▶ DATA RECORDS:
- - - -

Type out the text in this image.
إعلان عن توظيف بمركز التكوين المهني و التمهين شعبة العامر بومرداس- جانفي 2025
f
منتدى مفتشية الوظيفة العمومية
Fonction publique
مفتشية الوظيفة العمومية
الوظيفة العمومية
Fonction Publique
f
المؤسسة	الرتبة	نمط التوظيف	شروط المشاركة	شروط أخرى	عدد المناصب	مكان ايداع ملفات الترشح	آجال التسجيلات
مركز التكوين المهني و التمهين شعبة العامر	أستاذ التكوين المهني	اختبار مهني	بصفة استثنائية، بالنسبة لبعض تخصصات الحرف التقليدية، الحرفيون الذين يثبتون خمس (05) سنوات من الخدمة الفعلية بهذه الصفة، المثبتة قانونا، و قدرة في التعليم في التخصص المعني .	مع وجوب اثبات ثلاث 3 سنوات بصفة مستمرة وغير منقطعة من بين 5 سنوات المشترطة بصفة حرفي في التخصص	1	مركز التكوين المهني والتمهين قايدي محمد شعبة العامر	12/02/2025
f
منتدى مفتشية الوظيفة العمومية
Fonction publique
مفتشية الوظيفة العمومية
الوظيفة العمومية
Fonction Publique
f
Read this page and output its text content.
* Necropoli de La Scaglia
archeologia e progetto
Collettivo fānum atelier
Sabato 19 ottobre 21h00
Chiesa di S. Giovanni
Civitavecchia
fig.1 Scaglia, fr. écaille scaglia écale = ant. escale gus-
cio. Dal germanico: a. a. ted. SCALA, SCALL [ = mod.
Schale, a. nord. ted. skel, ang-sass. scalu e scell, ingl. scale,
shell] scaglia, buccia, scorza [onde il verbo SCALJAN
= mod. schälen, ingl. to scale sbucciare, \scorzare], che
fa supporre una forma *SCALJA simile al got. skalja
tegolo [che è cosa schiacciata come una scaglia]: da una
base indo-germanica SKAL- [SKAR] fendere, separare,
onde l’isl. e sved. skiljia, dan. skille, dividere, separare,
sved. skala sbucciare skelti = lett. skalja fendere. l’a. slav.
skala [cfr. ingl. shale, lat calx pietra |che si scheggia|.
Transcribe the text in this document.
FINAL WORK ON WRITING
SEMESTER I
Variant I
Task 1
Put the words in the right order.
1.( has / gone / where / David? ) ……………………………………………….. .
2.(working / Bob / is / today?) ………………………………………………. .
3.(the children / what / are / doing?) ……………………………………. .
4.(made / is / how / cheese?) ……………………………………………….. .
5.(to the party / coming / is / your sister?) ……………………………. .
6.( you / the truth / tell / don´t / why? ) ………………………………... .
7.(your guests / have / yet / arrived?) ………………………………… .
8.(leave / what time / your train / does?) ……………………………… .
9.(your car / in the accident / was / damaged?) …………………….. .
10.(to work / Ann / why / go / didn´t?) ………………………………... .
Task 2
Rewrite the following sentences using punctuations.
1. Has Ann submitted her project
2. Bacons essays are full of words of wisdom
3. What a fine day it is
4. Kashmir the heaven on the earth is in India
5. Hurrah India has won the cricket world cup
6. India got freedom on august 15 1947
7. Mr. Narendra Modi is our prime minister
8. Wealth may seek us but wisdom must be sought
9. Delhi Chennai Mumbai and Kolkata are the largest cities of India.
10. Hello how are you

- - - -

▶ THE PROBLEM: Repeat each record exactly, leaving nothing out.

▶ REPLY TO THE TASK:
Type out the text in this image.
إعلان عن توظيف بمركز التكوين المهني و التمهين شعبة العامر بومرداس- جانفي 2025
f
منتدى مفتشية الوظيفة العمومية
Fonction publique
مفتشية الوظيفة العمومية
الوظيفة العمومية
Fonction Publique
f
المؤسسة	الرتبة	نمط التوظيف	شروط المشاركة	شروط أخرى	عدد المناصب	مكان ايداع ملفات الترشح	آجال التسجيلات
مركز التكوين المهني و التمهين شعبة العامر	أستاذ التكوين المهني	اختبار مهني	بصفة استثنائية، بالنسبة لبعض تخصصات الحرف التقليدية، الحرفيون الذين يثبتون خمس (05) سنوات من الخدمة الفعلية بهذه الصفة، المثبتة قانونا، و قدرة في التعليم في التخصص المعني .	مع وجوب اثبات ثلاث 3 سنوات بصفة مستمرة وغير منقطعة من بين 5 سنوات المشترطة بصفة حرفي في التخصص	1	مركز التكوين المهني والتمهين قايدي محمد شعبة العامر	12/02/2025
f
منتدى مفتشية الوظيفة العمومية
Fonction publique
مفتشية الوظيفة العمومية
الوظيفة العمومية
Fonction Publique
f
Read this page and output its text content.
* Necropoli de La Scaglia
archeologia e progetto
Collettivo fānum atelier
Sabato 19 ottobre 21h00
Chiesa di S. Giovanni
Civitavecchia
fig.1 Scaglia, fr. écaille scaglia écale = ant. escale gus-
cio. Dal germanico: a. a. ted. SCALA, SCALL [ = mod.
Schale, a. nord. ted. skel, ang-sass. scalu e scell, ingl. scale,
shell] scaglia, buccia, scorza [onde il verbo SCALJAN
= mod. schälen, ingl. to scale sbucciare, \scorzare], che
fa supporre una forma *SCALJA simile al got. skalja
tegolo [che è cosa schiacciata come una scaglia]: da una
base indo-germanica SKAL- [SKAR] fendere, separare,
onde l’isl. e sved. skiljia, dan. skille, dividere, separare,
sved. skala sbucciare skelti = lett. skalja fendere. l’a. slav.
skala [cfr. ingl. shale, lat calx pietra |che si scheggia|.
Transcribe the text in this document.
FINAL WORK ON WRITING
SEMESTER I
Variant I
Task 1
Put the words in the right order.
1.( has / gone / where / David? ) ……………………………………………….. .
2.(working / Bob / is / today?) ………………………………………………. .
3.(the children / what / are / doing?) ……………………………………. .
4.(made / is / how / cheese?) ……………………………………………….. .
5.(to the party / coming / is / your sister?) ……………………………. .
6.( you / the truth / tell / don´t / why? ) ………………………………... .
7.(your guests / have / yet / arrived?) ………………………………… .
8.(leave / what time / your train / does?) ……………………………… .
9.(your car / in the accident / was / damaged?) …………………….. .
10.(to work / Ann / why / go / didn´t?) ………………………………... .
Task 2
Rewrite the following sentences using punctuations.
1. Has Ann submitted her project
2. Bacons essays are full of words of wisdom
3. What a fine day it is
4. Kashmir the heaven on the earth is in India
5. Hurrah India has won the cricket world cup
6. India got freedom on august 15 1947
7. Mr. Narendra Modi is our prime minister
8. Wealth may seek us but wisdom must be sought
9. Delhi Chennai Mumbai and Kolkata are the largest cities of India.
10. Hello how are you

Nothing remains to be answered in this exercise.